Data records
begin

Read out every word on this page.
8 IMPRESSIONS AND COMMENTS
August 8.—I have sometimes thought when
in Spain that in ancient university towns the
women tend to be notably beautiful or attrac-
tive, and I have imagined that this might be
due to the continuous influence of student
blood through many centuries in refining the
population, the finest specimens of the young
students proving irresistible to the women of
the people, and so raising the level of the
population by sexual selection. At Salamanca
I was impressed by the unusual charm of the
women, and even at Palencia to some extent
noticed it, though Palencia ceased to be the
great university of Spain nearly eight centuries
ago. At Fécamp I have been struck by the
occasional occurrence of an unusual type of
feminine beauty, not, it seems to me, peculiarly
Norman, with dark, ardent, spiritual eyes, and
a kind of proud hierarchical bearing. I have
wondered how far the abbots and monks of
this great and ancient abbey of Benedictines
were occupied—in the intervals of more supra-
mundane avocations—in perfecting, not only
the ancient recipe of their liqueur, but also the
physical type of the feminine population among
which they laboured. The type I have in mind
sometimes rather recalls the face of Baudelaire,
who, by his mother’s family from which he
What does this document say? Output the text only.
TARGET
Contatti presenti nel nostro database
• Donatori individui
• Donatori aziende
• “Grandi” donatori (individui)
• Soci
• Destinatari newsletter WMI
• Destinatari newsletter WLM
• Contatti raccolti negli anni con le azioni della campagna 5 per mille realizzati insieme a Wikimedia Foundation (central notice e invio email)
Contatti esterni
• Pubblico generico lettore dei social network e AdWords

end

[Requirement] Scan the listing above. Gather each line that contains the word "university".

[Task response]
in Spain that in ancient university towns the
great university of Spain nearly eight centuries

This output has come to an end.